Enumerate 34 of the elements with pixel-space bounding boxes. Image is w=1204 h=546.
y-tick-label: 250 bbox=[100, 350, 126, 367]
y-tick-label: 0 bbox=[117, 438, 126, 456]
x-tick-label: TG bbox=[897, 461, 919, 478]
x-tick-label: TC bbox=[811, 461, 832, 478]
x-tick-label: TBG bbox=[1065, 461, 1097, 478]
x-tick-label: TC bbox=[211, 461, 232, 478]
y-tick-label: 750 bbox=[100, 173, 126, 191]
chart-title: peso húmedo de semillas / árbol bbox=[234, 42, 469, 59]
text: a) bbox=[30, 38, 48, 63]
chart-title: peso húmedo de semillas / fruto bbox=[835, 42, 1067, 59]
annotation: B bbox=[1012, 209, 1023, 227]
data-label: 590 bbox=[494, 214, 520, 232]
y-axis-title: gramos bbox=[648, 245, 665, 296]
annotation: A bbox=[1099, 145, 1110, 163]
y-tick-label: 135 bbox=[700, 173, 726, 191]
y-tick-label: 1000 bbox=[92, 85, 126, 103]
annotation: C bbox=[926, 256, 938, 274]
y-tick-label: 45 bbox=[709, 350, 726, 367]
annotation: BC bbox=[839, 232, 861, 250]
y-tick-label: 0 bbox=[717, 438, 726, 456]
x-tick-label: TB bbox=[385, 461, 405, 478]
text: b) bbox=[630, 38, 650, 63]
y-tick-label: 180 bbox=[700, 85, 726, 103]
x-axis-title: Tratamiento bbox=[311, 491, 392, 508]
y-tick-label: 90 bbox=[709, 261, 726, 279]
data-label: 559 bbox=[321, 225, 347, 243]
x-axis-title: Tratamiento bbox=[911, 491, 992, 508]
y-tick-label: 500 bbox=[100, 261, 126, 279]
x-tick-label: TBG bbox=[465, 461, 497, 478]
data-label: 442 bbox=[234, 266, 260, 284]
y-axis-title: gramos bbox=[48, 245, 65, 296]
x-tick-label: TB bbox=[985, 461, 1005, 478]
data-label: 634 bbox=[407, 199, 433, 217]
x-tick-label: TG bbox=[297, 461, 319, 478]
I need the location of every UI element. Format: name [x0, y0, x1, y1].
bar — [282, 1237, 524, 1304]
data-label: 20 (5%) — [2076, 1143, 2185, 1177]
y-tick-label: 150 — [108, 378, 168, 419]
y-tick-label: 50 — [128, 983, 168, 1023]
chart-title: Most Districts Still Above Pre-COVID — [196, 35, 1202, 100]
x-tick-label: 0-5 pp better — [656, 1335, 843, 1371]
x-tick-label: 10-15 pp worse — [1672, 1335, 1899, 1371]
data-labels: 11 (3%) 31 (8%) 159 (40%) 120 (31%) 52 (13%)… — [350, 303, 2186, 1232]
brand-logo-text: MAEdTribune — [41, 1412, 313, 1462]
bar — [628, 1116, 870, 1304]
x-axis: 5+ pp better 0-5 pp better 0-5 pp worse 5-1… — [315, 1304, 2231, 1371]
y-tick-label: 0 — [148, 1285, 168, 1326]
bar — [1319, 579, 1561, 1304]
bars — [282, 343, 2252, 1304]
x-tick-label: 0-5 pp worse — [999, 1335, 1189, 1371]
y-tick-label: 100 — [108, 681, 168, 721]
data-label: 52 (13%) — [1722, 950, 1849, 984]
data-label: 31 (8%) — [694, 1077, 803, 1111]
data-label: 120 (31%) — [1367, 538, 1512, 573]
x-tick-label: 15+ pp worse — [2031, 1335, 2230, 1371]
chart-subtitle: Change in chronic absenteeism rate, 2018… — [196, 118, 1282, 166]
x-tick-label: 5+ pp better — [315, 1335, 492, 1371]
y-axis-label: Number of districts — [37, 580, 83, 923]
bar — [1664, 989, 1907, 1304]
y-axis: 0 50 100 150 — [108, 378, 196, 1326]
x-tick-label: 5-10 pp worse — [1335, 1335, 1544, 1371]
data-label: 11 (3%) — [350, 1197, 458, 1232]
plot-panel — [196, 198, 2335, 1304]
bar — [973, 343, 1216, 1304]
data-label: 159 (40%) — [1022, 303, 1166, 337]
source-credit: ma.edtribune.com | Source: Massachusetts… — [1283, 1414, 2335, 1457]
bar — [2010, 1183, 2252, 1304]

========

> **Task directions**
Reproduce every line of the data above, switching each "Tratamiento" to "Treatment" and leaving everything else unchanged.

> **Finished answer**
Enumerate 34 of the elements with pixel-space bounding boxes. Image is w=1204 h=546.
y-tick-label: 250 bbox=[100, 350, 126, 367]
y-tick-label: 0 bbox=[117, 438, 126, 456]
x-tick-label: TG bbox=[897, 461, 919, 478]
x-tick-label: TC bbox=[811, 461, 832, 478]
x-tick-label: TBG bbox=[1065, 461, 1097, 478]
x-tick-label: TC bbox=[211, 461, 232, 478]
y-tick-label: 750 bbox=[100, 173, 126, 191]
chart-title: peso húmedo de semillas / árbol bbox=[234, 42, 469, 59]
text: a) bbox=[30, 38, 48, 63]
chart-title: peso húmedo de semillas / fruto bbox=[835, 42, 1067, 59]
annotation: B bbox=[1012, 209, 1023, 227]
data-label: 590 bbox=[494, 214, 520, 232]
y-axis-title: gramos bbox=[648, 245, 665, 296]
annotation: A bbox=[1099, 145, 1110, 163]
y-tick-label: 135 bbox=[700, 173, 726, 191]
y-tick-label: 1000 bbox=[92, 85, 126, 103]
annotation: C bbox=[926, 256, 938, 274]
y-tick-label: 45 bbox=[709, 350, 726, 367]
annotation: BC bbox=[839, 232, 861, 250]
y-tick-label: 0 bbox=[717, 438, 726, 456]
x-tick-label: TB bbox=[385, 461, 405, 478]
text: b) bbox=[630, 38, 650, 63]
y-tick-label: 180 bbox=[700, 85, 726, 103]
x-axis-title: Treatment bbox=[311, 491, 392, 508]
y-tick-label: 90 bbox=[709, 261, 726, 279]
data-label: 559 bbox=[321, 225, 347, 243]
x-axis-title: Treatment bbox=[911, 491, 992, 508]
y-tick-label: 500 bbox=[100, 261, 126, 279]
x-tick-label: TBG bbox=[465, 461, 497, 478]
data-label: 442 bbox=[234, 266, 260, 284]
y-axis-title: gramos bbox=[48, 245, 65, 296]
x-tick-label: TB bbox=[985, 461, 1005, 478]
data-label: 634 bbox=[407, 199, 433, 217]
x-tick-label: TG bbox=[297, 461, 319, 478]
I need the location of every UI element. Format: name [x0, y0, x1, y1].
bar — [282, 1237, 524, 1304]
data-label: 20 (5%) — [2076, 1143, 2185, 1177]
y-tick-label: 150 — [108, 378, 168, 419]
y-tick-label: 50 — [128, 983, 168, 1023]
chart-title: Most Districts Still Above Pre-COVID — [196, 35, 1202, 100]
x-tick-label: 0-5 pp better — [656, 1335, 843, 1371]
x-tick-label: 10-15 pp worse — [1672, 1335, 1899, 1371]
data-labels: 11 (3%) 31 (8%) 159 (40%) 120 (31%) 52 (13%)… — [350, 303, 2186, 1232]
brand-logo-text: MAEdTribune — [41, 1412, 313, 1462]
bar — [628, 1116, 870, 1304]
x-axis: 5+ pp better 0-5 pp better 0-5 pp worse 5-1… — [315, 1304, 2231, 1371]
y-tick-label: 0 — [148, 1285, 168, 1326]
bar — [1319, 579, 1561, 1304]
bars — [282, 343, 2252, 1304]
x-tick-label: 0-5 pp worse — [999, 1335, 1189, 1371]
y-tick-label: 100 — [108, 681, 168, 721]
data-label: 52 (13%) — [1722, 950, 1849, 984]
data-label: 31 (8%) — [694, 1077, 803, 1111]
data-label: 120 (31%) — [1367, 538, 1512, 573]
x-tick-label: 15+ pp worse — [2031, 1335, 2230, 1371]
chart-subtitle: Change in chronic absenteeism rate, 2018… — [196, 118, 1282, 166]
x-tick-label: 5+ pp better — [315, 1335, 492, 1371]
y-axis-label: Number of districts — [37, 580, 83, 923]
bar — [1664, 989, 1907, 1304]
y-axis: 0 50 100 150 — [108, 378, 196, 1326]
x-tick-label: 5-10 pp worse — [1335, 1335, 1544, 1371]
data-label: 11 (3%) — [350, 1197, 458, 1232]
plot-panel — [196, 198, 2335, 1304]
bar — [973, 343, 1216, 1304]
data-label: 159 (40%) — [1022, 303, 1166, 337]
source-credit: ma.edtribune.com | Source: Massachusetts… — [1283, 1414, 2335, 1457]
bar — [2010, 1183, 2252, 1304]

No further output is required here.